*WHAT TO DO*: In your copy, reproduce the entries exactly as they are, minus the images.

--- start of THE RECORDS ---

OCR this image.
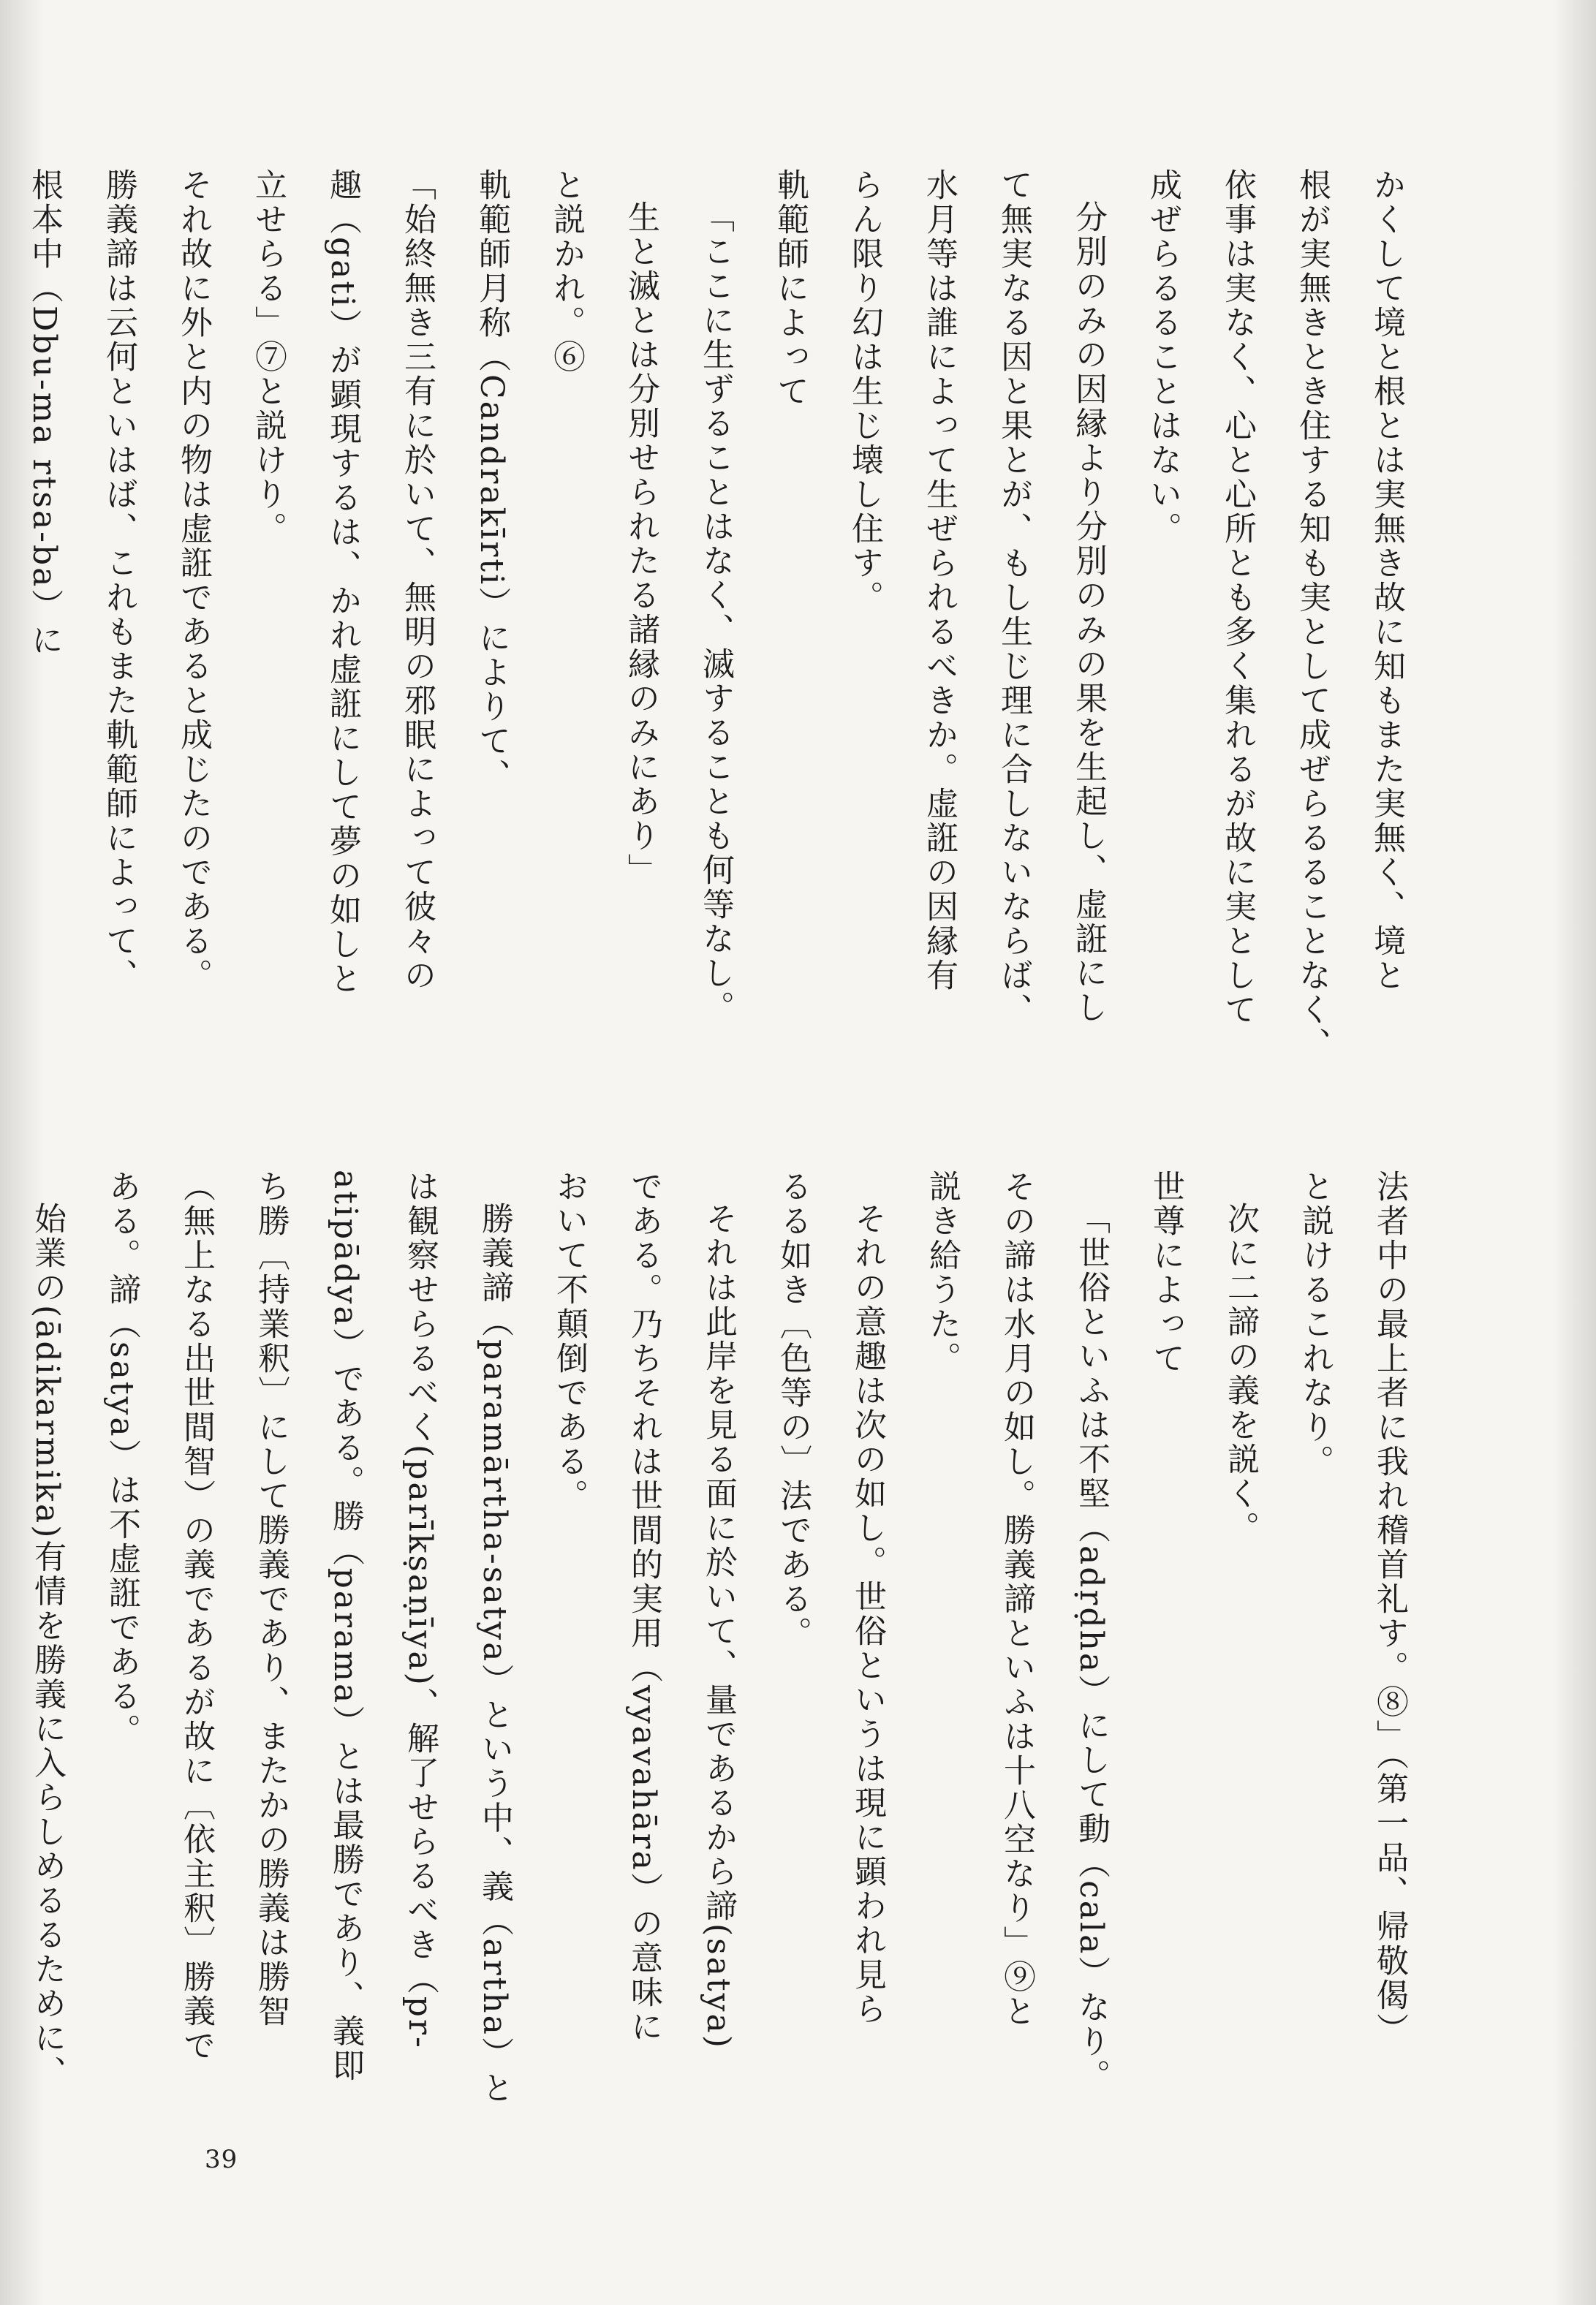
かくして境と根とは実無き故に知もまた実無く、境と
根が実無きとき住する知も実として成ぜらるることなく、
依事は実なく、心と心所とも多く集れるが故に実として
成ぜらるることはない。
分別のみの因縁より分別のみの果を生起し、虚誑にし
て無実なる因と果とが、もし生じ理に合しないならば、
水月等は誰によって生ぜられるべきか。虚誑の因縁有
らん限り幻は生じ壊し住す。
軌範師によって
「ここに生ずることはなく、滅することも何等なし。
生と滅とは分別せられたる諸縁のみにあり」
と説かれ。⑥
軌範師月称（Candrakīrti）によりて、
「始終無き三有に於いて、無明の邪眠によって彼々の
趣（gati）が顕現するは、かれ虚誑にして夢の如しと
立せらる」⑦と説けり。
それ故に外と内の物は虚誑であると成じたのである。
勝義諦は云何といはば、これもまた軌範師によって、
根本中（Dbu-ma rtsa-ba）に
法者中の最上者に我れ稽首礼す。⑧」（第一品、帰敬偈）
と説けるこれなり。
次に二諦の義を説く。
世尊によって
「世俗といふは不堅（adṛḍha）にして動（cala）なり。
その諦は水月の如し。勝義諦といふは十八空なり」⑨と
説き給うた。
それの意趣は次の如し。世俗というは現に顕われ見ら
るる如き〔色等の〕法である。
それは此岸を見る面に於いて、量であるから諦(satya)
である。乃ちそれは世間的実用（vyavahāra）の意味に
おいて不顛倒である。
勝義諦（paramārtha-satya）という中、義（artha）と
は観察せらるべく(parīkṣaṇīya)、解了せらるべき（pr-
atipādya）である。勝（parama）とは最勝であり、義即
ち勝〔持業釈〕にして勝義であり、またかの勝義は勝智
（無上なる出世間智）の義であるが故に〔依主釈〕勝義で
ある。諦（satya）は不虚誑である。
始業の(ādikarmika)有情を勝義に入らしめるるために、
39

--- end of THE RECORDS ---

*FINAL ANSWER*:
OCR this image.
かくして境と根とは実無き故に知もまた実無く、境と
根が実無きとき住する知も実として成ぜらるることなく、
依事は実なく、心と心所とも多く集れるが故に実として
成ぜらるることはない。
分別のみの因縁より分別のみの果を生起し、虚誑にし
て無実なる因と果とが、もし生じ理に合しないならば、
水月等は誰によって生ぜられるべきか。虚誑の因縁有
らん限り幻は生じ壊し住す。
軌範師によって
「ここに生ずることはなく、滅することも何等なし。
生と滅とは分別せられたる諸縁のみにあり」
と説かれ。⑥
軌範師月称（Candrakīrti）によりて、
「始終無き三有に於いて、無明の邪眠によって彼々の
趣（gati）が顕現するは、かれ虚誑にして夢の如しと
立せらる」⑦と説けり。
それ故に外と内の物は虚誑であると成じたのである。
勝義諦は云何といはば、これもまた軌範師によって、
根本中（Dbu-ma rtsa-ba）に
法者中の最上者に我れ稽首礼す。⑧」（第一品、帰敬偈）
と説けるこれなり。
次に二諦の義を説く。
世尊によって
「世俗といふは不堅（adṛḍha）にして動（cala）なり。
その諦は水月の如し。勝義諦といふは十八空なり」⑨と
説き給うた。
それの意趣は次の如し。世俗というは現に顕われ見ら
るる如き〔色等の〕法である。
それは此岸を見る面に於いて、量であるから諦(satya)
である。乃ちそれは世間的実用（vyavahāra）の意味に
おいて不顛倒である。
勝義諦（paramārtha-satya）という中、義（artha）と
は観察せらるべく(parīkṣaṇīya)、解了せらるべき（pr-
atipādya）である。勝（parama）とは最勝であり、義即
ち勝〔持業釈〕にして勝義であり、またかの勝義は勝智
（無上なる出世間智）の義であるが故に〔依主釈〕勝義で
ある。諦（satya）は不虚誑である。
始業の(ādikarmika)有情を勝義に入らしめるるために、
39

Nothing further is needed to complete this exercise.